--- Work to be completed ---
The records below hold pictures; please leave those out and retype the rest exactly.

================

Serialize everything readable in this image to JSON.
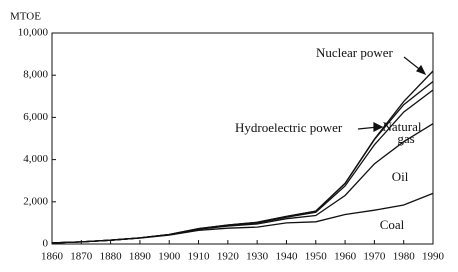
{
  "chart_data": {
    "type": "line",
    "y_label": "MTOE",
    "x": [
      1860,
      1870,
      1880,
      1890,
      1900,
      1910,
      1920,
      1930,
      1940,
      1950,
      1960,
      1970,
      1980,
      1990
    ],
    "stacked": true,
    "color": "#111111",
    "series": [
      {
        "name": "Coal",
        "values": [
          50,
          100,
          180,
          280,
          420,
          650,
          750,
          800,
          1000,
          1050,
          1400,
          1600,
          1850,
          2400
        ]
      },
      {
        "name": "Oil",
        "values": [
          0,
          0,
          0,
          10,
          20,
          50,
          100,
          150,
          200,
          300,
          900,
          2200,
          3000,
          3300
        ]
      },
      {
        "name": "Natural gas",
        "values": [
          0,
          0,
          0,
          0,
          10,
          20,
          30,
          50,
          70,
          150,
          450,
          900,
          1400,
          1600
        ]
      },
      {
        "name": "Hydroelectric power",
        "values": [
          0,
          0,
          0,
          0,
          0,
          10,
          20,
          30,
          40,
          60,
          120,
          250,
          350,
          400
        ]
      },
      {
        "name": "Nuclear power",
        "values": [
          0,
          0,
          0,
          0,
          0,
          0,
          0,
          0,
          0,
          0,
          0,
          20,
          150,
          500
        ]
      }
    ],
    "xlim": [
      1860,
      1990
    ],
    "xticks": [
      1860,
      1870,
      1880,
      1890,
      1900,
      1910,
      1920,
      1930,
      1940,
      1950,
      1960,
      1970,
      1980,
      1990
    ],
    "ylim": [
      0,
      10000
    ],
    "yticks": [
      0,
      {
        "value": 2000,
        "label": "2,000"
      },
      {
        "value": 4000,
        "label": "4,000"
      },
      {
        "value": 6000,
        "label": "6,000"
      },
      {
        "value": 8000,
        "label": "8,000"
      },
      {
        "value": 10000,
        "label": "10,000"
      }
    ]
  }
}
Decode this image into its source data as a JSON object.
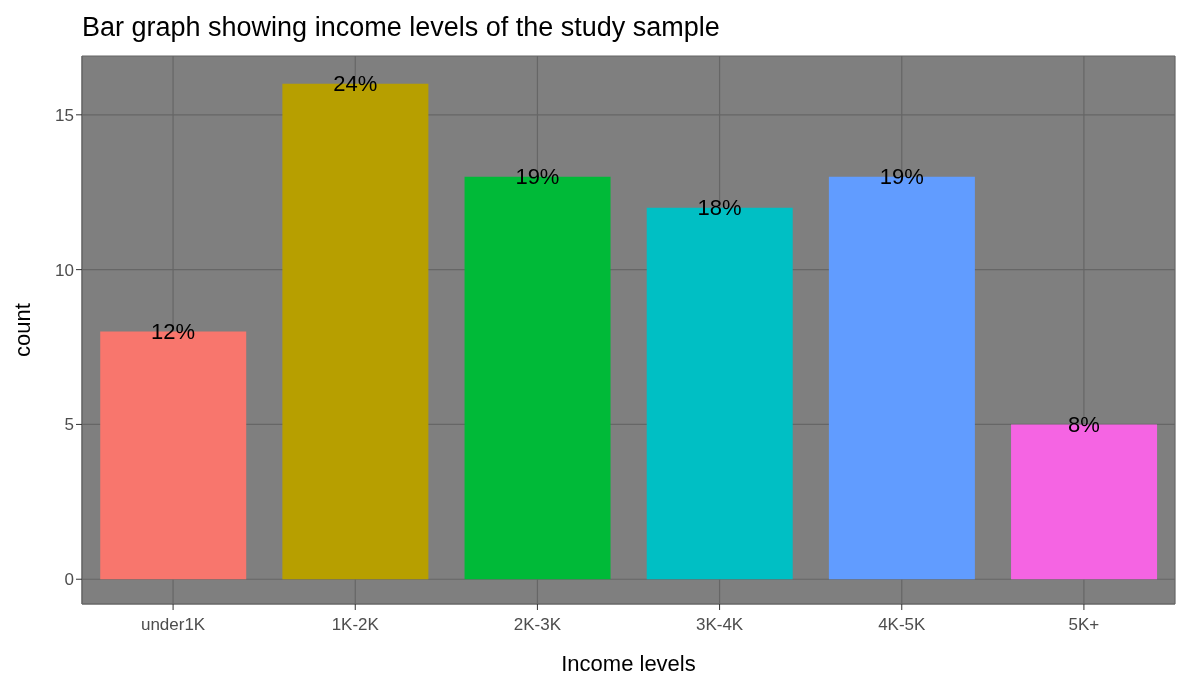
{
  "chart_data": {
    "type": "bar",
    "title": "Bar graph showing income levels of the study sample",
    "xlabel": "Income levels",
    "ylabel": "count",
    "categories": [
      "under1K",
      "1K-2K",
      "2K-3K",
      "3K-4K",
      "4K-5K",
      "5K+"
    ],
    "values": [
      8,
      16,
      13,
      12,
      13,
      5
    ],
    "colors": [
      "#f8766d",
      "#b79f00",
      "#00ba38",
      "#00bfc4",
      "#619cff",
      "#f564e3"
    ],
    "annotations": [
      {
        "text": "12%",
        "x": "under1K",
        "y": 8
      },
      {
        "text": "24%",
        "x": "1K-2K",
        "y": 16
      },
      {
        "text": "19%",
        "x": "2K-3K",
        "y": 13
      },
      {
        "text": "18%",
        "x": "3K-4K",
        "y": 12
      },
      {
        "text": "19%",
        "x": "4K-5K",
        "y": 13
      },
      {
        "text": "8%",
        "x": "5K+",
        "y": 5
      }
    ],
    "ylim": [
      -0.8,
      16.9
    ],
    "yticks": [
      0,
      5,
      10,
      15
    ],
    "grid": true
  }
}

================

--- Finished exercise ---
Serialize everything readable in this image to JSON.
{
  "chart_data": {
    "type": "line",
    "y_label": "MTOE",
    "x": [
      1860,
      1870,
      1880,
      1890,
      1900,
      1910,
      1920,
      1930,
      1940,
      1950,
      1960,
      1970,
      1980,
      1990
    ],
    "stacked": true,
    "color": "#111111",
    "series": [
      {
        "name": "Coal",
        "values": [
          50,
          100,
          180,
          280,
          420,
          650,
          750,
          800,
          1000,
          1050,
          1400,
          1600,
          1850,
          2400
        ]
      },
      {
        "name": "Oil",
        "values": [
          0,
          0,
          0,
          10,
          20,
          50,
          100,
          150,
          200,
          300,
          900,
          2200,
          3000,
          3300
        ]
      },
      {
        "name": "Natural gas",
        "values": [
          0,
          0,
          0,
          0,
          10,
          20,
          30,
          50,
          70,
          150,
          450,
          900,
          1400,
          1600
        ]
      },
      {
        "name": "Hydroelectric power",
        "values": [
          0,
          0,
          0,
          0,
          0,
          10,
          20,
          30,
          40,
          60,
          120,
          250,
          350,
          400
        ]
      },
      {
        "name": "Nuclear power",
        "values": [
          0,
          0,
          0,
          0,
          0,
          0,
          0,
          0,
          0,
          0,
          0,
          20,
          150,
          500
        ]
      }
    ],
    "xlim": [
      1860,
      1990
    ],
    "xticks": [
      1860,
      1870,
      1880,
      1890,
      1900,
      1910,
      1920,
      1930,
      1940,
      1950,
      1960,
      1970,
      1980,
      1990
    ],
    "ylim": [
      0,
      10000
    ],
    "yticks": [
      0,
      {
        "value": 2000,
        "label": "2,000"
      },
      {
        "value": 4000,
        "label": "4,000"
      },
      {
        "value": 6000,
        "label": "6,000"
      },
      {
        "value": 8000,
        "label": "8,000"
      },
      {
        "value": 10000,
        "label": "10,000"
      }
    ]
  }
}
Decode this image into its source data as a JSON object.
{
  "chart_data": {
    "type": "bar",
    "title": "Bar graph showing income levels of the study sample",
    "xlabel": "Income levels",
    "ylabel": "count",
    "categories": [
      "under1K",
      "1K-2K",
      "2K-3K",
      "3K-4K",
      "4K-5K",
      "5K+"
    ],
    "values": [
      8,
      16,
      13,
      12,
      13,
      5
    ],
    "colors": [
      "#f8766d",
      "#b79f00",
      "#00ba38",
      "#00bfc4",
      "#619cff",
      "#f564e3"
    ],
    "annotations": [
      {
        "text": "12%",
        "x": "under1K",
        "y": 8
      },
      {
        "text": "24%",
        "x": "1K-2K",
        "y": 16
      },
      {
        "text": "19%",
        "x": "2K-3K",
        "y": 13
      },
      {
        "text": "18%",
        "x": "3K-4K",
        "y": 12
      },
      {
        "text": "19%",
        "x": "4K-5K",
        "y": 13
      },
      {
        "text": "8%",
        "x": "5K+",
        "y": 5
      }
    ],
    "ylim": [
      -0.8,
      16.9
    ],
    "yticks": [
      0,
      5,
      10,
      15
    ],
    "grid": true
  }
}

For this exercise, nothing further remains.